## Problems to solve
(A) Copy everything in the directing prize text from "Applicants must be practicing" down to "will be accepted.", swapping "ten years" for "twelve years".
(B) According to the directing prize text, which theatre company is Tom Arthur Davis the founding artistic director of?
(C) Write what follows the last sentence of the directing prize text.

## Source text
■ ■ ■ ■ ■

Sarah Kitz is a Toronto director, actor and writer. She has directed for the Next Stage Festival, SummerWorks, and Shakespeare In The Ruins. She is extensively involved with the AMY Project, which supports the creative trajectories of young women and non-binary youth in Toronto through arts mentorship. To date, Sarah’s twin focus lies in re-visioning classical works to recognize their current day interpretation, and in new creation.
 
Last year’s recipients of the prize were Tom Arthur Davis and Jivesh Parasram.
Tom Arthur Davis is the founding artistic director of Pandemic Theatre. Originally from the unceded territory of the Algonquin people (Ottawa), Tom has toured his work across Turtle Island and overseas. As an artist, he is interested in elevating marginalized voices through facilitating the creation of new work. His works for the stage include Mahmoud (co-writer/director), Take d Milk, Nah? (co-creator/director), The Only Good Indian (co-creator), and Situational Anarchy (director), and most recently Johnnie Walker’s Shove It Down My Throat, Pandemic’s co-production with Buddies in Bad Times.
 
Jiv Parasram is a multidisciplinary artist, researcher, and facilitator of Indo-Caribbean descent. His work has played across Canada and internationally. His work centres around de-colonial aesthetics and the intersections of performance and political action. He is the founding Artistic Producer at Pandemic Theatre, and the Artistic Director of Rumble Theatre. He grew up in Mi’kmaki (Halifax) and now splits his time between T’koronto (Toronto) and The Unceded Coast Salish Territories (Vancouver.) Select projects include: Take d Mik, Nah? (Performer/Co-Creator), The Only Good Indian (Co-Creator), Victim Impact (Director), Daughter (Co-Creator) and Sound of the Beast (Co-Director/Dramaturge).
 
Award Guidelines:
 
Applicants must be Canadian citizens or permanent residents.
 
Applicants must be practicing theatre directors for at least three years and no more than ten years.
 
Directors of text-based or non-text-based work are invited to apply.
 
Applicants must have at least two professional directing credits. Productions at major curated theatre festivals (such as SummerWorks or The Next Stage Theatre Festival) will be accepted.

■ ■ ■ ■ ■

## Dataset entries
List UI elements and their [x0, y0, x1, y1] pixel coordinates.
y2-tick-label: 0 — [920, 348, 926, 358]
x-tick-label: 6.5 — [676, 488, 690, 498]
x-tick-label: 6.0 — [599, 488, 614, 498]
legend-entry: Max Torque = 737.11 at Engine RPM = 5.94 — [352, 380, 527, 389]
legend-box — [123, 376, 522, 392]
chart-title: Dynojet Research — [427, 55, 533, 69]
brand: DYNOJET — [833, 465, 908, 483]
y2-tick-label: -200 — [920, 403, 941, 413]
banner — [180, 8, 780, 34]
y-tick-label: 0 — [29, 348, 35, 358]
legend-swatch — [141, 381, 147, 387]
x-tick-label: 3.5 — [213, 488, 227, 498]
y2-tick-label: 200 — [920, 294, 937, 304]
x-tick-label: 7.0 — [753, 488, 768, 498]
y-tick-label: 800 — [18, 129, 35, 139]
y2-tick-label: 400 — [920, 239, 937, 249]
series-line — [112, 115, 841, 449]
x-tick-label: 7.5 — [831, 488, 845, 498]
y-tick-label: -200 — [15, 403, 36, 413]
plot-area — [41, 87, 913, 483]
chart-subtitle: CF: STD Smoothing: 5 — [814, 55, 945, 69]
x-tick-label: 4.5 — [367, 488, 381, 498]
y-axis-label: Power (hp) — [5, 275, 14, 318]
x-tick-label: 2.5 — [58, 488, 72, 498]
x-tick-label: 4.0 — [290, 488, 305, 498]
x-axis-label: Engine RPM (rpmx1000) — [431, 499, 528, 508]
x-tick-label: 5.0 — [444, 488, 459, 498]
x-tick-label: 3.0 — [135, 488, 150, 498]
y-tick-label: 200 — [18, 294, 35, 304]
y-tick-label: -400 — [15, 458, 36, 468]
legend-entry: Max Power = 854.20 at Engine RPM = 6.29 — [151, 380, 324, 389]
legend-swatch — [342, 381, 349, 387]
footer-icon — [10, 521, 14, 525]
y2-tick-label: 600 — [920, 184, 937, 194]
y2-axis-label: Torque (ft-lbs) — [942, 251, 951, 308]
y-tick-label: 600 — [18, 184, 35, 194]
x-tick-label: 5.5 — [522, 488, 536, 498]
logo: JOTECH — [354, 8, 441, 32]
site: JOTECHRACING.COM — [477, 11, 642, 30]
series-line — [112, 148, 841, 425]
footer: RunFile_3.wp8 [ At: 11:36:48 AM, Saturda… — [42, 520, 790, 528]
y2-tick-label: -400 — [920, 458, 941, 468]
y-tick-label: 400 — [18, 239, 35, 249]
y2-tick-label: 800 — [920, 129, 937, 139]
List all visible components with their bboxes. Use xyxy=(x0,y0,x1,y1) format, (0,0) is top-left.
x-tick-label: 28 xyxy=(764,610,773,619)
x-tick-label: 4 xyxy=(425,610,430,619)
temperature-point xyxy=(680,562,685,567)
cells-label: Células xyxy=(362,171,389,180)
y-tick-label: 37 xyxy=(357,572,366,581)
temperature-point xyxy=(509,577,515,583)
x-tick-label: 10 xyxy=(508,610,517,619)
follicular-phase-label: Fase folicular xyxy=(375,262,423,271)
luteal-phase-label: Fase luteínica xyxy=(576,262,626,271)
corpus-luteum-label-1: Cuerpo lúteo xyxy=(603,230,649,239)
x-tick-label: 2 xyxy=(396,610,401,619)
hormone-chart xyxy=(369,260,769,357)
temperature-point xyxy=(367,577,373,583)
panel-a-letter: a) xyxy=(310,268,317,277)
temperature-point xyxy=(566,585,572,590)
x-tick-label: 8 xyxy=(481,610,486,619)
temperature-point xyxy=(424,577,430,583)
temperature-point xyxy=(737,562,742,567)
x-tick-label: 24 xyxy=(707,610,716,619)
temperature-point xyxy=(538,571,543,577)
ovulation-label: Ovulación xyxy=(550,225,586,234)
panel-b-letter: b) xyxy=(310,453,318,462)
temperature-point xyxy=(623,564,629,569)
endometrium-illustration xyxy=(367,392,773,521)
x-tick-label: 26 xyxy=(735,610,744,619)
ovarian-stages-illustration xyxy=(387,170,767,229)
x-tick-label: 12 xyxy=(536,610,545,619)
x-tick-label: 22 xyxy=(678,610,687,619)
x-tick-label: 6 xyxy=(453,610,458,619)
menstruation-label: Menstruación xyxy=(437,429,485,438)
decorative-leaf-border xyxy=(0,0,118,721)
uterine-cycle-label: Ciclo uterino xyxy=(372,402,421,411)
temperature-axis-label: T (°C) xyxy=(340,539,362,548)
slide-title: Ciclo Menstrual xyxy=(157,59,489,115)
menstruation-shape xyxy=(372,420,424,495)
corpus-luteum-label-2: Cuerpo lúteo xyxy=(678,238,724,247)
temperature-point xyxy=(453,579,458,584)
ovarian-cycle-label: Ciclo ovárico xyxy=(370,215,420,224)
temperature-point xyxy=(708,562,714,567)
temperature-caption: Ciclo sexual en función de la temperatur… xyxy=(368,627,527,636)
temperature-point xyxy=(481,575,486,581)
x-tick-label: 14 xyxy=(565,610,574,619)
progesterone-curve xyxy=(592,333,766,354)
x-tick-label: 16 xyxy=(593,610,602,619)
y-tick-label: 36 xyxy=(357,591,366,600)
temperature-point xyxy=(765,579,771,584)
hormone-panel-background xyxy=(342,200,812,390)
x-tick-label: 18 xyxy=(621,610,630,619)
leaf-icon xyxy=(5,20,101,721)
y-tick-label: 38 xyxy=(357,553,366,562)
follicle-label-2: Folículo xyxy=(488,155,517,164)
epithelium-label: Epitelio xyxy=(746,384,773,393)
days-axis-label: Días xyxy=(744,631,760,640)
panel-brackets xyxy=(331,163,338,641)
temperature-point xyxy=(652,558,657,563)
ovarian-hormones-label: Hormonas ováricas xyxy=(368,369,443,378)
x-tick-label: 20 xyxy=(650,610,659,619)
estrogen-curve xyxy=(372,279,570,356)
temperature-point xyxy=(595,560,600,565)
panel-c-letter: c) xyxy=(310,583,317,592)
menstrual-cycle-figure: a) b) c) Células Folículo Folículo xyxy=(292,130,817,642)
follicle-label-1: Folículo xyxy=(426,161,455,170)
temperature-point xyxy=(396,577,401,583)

■ ■ ■ ■ ■

## Written answers
(A)
Applicants must be practicing theatre directors for at least three years and no more than twelve years.
 
Directors of text-based or non-text-based work are invited to apply.
 
Applicants must have at least two professional directing credits. Productions at major curated theatre festivals (such as SummerWorks or The Next Stage Theatre Festival) will be accepted.

(B) Pandemic Theatre

(C)
The Prize jury will take into account the proposed residency’s level of ambition and its transformative potential for the applicant. Equally important is the vision of the proposal and the applicant’s potential to realize the residency’s central project.
 
TO APPLY:
 
Each applicant should include in their nomination package:
  1. An introductory letter that outlines the emerging director’s practice, experience and personal vision. This letter is to be conceived as a kind of artist statement that communicates the emerging director’s passion and the kind of work they are interested in.
  2. A one-page project proposal for either one or two projects to be considered for a Crow’s residency. The applicant should describe the proposed work-in-progress and their connection to it, its current phase of development, and in what way it could be served by a Crow’s residency. Whether the applicant chooses to put forward one or two projects, this component of the nomination package should still be limited to a total of one page.
  3. A copy of the applicant’s CV
  4. Two letters of support from theatre professionals
  5. A maximum of 5 pages of support material. This can include production stills, reviews, or materials relevant to the central project proposed in the application. In lieu of written materials, the applicant is welcome to submit a video link. The duration of the video should be no more than 5 minutes.
 
Please submit all materials to Crow’s Theatre electronically, as a single PDF file. A shortlist of candidates will be interviewed by phone or Skype in advance of a recipient being selected.
 
The DEADLINE for all submissions is June 28, 2019. The recipient will be announced in late July.